» Requirements:
Copy every line of the data in which the word "JSON" occurs.

» Records supplied:
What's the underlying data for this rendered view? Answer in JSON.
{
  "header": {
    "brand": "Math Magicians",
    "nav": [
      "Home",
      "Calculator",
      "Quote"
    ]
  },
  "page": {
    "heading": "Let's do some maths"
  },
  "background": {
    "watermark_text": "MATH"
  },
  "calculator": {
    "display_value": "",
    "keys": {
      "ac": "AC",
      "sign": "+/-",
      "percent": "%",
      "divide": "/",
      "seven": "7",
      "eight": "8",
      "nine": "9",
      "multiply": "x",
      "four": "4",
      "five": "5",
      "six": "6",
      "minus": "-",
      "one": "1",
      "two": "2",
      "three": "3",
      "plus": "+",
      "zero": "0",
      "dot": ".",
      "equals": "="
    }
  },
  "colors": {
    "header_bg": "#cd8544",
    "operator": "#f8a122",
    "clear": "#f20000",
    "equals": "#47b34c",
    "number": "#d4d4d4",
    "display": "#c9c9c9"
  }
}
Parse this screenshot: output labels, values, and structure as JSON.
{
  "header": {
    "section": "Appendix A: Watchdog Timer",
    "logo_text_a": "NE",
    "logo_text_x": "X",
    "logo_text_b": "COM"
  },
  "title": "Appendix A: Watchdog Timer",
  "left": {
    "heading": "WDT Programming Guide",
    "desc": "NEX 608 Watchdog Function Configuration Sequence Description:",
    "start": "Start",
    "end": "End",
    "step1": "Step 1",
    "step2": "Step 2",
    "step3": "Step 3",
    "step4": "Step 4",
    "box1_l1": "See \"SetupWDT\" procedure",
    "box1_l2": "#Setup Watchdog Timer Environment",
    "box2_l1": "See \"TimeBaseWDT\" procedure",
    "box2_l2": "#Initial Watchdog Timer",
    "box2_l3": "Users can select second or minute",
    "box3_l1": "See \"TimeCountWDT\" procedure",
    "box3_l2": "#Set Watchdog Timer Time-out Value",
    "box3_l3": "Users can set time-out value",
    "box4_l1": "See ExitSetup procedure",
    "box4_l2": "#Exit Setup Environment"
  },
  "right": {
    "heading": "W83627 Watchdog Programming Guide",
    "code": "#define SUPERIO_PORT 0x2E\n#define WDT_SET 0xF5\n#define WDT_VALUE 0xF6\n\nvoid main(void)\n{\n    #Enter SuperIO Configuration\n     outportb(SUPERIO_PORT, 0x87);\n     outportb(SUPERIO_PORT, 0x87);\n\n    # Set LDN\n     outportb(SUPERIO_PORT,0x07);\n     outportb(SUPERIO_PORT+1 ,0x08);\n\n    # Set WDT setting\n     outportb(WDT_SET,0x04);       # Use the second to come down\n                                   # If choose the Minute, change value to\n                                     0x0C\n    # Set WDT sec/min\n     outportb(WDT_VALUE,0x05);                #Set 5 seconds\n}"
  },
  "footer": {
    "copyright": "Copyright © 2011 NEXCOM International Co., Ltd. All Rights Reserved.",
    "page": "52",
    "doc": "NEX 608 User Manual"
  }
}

» Solution for this exercise:
What's the underlying data for this rendered view? Answer in JSON.
Parse this screenshot: output labels, values, and structure as JSON.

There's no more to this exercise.